Après des mois de grève, la lutte des acteurs et des scénaristes d’Hollywood semble approcher de son dénouement. Le 26 septembre, le syndicat des scénaristes (la WGA) a annoncé avoir conclu un accord avec les représentants du patronat du secteur (l’AMPTP). Le contenu exact de l’accord, présenté comme « exceptionnel » par les négociateurs de la WGA, est toujours inconnu à l’heure où nous écrivons ces lignes. Il ne sera rendu public que s’il est approuvé par l’ensemble des travailleurs que représente le syndicat. Dans tous les cas, il ne concernera que les scénaristes ; de son côté, le syndicat des acteurs (la SAG-AFTRA) poursuit la grève.

Précarité à Hollywood

La mobilisation exige le strict encadrement de l’utilisation des IA, pour éviter que celles-ci ne remplacent purement et simplement une partie des acteurs et des scénaristes. L’autre revendication centrale porte sur la défense des salaires face aux conditions imposées par les plateformes de streaming telles que Netflix.
________________________
_EXERCICES_
1. D'après l'extrait, à quelle date le syndicat des scénaristes a-t-il annoncé avoir conclu un accord ?
2. Recopiez, s'il vous plaît, la liste depuis son début jusqu'à la ligne contenant "y-tick-label: 100 (111, 987, 136, 1002)", cette ligne comprise.
La liste qui suit n'a aucun lien avec l'extrait.
________________________
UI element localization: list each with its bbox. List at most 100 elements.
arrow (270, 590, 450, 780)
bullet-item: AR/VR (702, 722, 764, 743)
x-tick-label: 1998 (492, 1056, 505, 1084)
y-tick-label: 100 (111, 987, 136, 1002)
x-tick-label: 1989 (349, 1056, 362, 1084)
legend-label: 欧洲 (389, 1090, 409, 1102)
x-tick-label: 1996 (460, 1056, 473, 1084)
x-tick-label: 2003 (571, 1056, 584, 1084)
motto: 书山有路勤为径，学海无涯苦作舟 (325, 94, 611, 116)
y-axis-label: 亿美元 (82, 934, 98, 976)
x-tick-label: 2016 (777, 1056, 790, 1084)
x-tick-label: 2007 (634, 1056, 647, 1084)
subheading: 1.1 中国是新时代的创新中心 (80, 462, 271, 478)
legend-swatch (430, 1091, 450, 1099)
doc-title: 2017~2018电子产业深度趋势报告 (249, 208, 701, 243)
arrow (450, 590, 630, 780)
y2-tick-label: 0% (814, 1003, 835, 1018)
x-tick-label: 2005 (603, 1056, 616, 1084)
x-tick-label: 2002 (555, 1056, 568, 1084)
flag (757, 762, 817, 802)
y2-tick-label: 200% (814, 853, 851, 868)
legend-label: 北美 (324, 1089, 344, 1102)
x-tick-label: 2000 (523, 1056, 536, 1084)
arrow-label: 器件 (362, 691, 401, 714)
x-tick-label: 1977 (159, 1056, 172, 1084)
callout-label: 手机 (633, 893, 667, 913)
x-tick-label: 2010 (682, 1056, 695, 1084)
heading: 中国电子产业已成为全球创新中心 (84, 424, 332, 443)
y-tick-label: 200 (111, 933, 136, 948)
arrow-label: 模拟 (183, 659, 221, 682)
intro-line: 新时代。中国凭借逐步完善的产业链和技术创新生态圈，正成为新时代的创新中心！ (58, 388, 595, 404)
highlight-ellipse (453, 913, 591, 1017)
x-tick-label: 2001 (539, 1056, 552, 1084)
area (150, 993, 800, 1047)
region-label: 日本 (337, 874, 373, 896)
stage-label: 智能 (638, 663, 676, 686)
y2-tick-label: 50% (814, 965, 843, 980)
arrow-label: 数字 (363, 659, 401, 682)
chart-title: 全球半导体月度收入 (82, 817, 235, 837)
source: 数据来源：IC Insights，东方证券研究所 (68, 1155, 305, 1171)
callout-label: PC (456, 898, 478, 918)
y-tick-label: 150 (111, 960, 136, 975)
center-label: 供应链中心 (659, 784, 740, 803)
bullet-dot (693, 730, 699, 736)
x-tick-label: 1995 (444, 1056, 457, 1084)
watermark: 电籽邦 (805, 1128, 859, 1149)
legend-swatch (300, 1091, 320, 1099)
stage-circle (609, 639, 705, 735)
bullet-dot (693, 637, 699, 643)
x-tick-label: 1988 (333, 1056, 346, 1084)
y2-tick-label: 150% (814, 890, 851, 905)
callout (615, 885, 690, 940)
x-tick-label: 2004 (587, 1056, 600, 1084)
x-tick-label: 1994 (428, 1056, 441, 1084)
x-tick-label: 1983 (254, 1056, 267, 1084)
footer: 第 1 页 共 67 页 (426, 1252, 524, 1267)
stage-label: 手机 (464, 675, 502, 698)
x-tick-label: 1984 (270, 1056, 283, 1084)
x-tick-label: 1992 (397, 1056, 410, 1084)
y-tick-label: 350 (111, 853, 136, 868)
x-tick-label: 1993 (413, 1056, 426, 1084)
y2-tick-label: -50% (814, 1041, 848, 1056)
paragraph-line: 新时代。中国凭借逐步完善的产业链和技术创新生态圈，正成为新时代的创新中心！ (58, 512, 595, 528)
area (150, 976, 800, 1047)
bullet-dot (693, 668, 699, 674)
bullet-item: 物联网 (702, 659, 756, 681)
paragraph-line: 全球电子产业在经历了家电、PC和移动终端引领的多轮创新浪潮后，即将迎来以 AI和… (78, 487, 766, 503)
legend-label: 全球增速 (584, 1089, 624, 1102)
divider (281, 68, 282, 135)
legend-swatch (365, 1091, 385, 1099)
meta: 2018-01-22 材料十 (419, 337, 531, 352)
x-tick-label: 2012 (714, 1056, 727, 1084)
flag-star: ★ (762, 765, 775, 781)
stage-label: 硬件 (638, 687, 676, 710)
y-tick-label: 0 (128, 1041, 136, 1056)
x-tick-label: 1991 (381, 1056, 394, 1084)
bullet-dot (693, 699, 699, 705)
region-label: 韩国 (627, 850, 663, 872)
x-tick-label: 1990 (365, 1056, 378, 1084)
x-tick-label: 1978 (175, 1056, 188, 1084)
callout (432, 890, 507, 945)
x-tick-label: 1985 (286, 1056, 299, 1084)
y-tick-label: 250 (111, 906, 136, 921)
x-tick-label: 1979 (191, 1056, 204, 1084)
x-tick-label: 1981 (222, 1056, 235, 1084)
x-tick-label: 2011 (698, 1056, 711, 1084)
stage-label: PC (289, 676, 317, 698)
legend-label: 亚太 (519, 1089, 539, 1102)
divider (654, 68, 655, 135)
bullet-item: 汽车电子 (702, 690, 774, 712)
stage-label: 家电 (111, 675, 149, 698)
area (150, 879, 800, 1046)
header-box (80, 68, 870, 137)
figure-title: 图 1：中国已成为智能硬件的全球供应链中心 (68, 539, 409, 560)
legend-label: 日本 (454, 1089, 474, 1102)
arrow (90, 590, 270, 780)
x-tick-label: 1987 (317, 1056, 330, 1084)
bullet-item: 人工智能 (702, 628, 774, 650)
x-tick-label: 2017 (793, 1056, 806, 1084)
________________________
_CORRIGÉS DES EXERCICES_
1. Le 26 septembre.

2.
UI element localization: list each with its bbox. List at most 100 elements.
arrow (270, 590, 450, 780)
bullet-item: AR/VR (702, 722, 764, 743)
x-tick-label: 1998 (492, 1056, 505, 1084)
y-tick-label: 100 (111, 987, 136, 1002)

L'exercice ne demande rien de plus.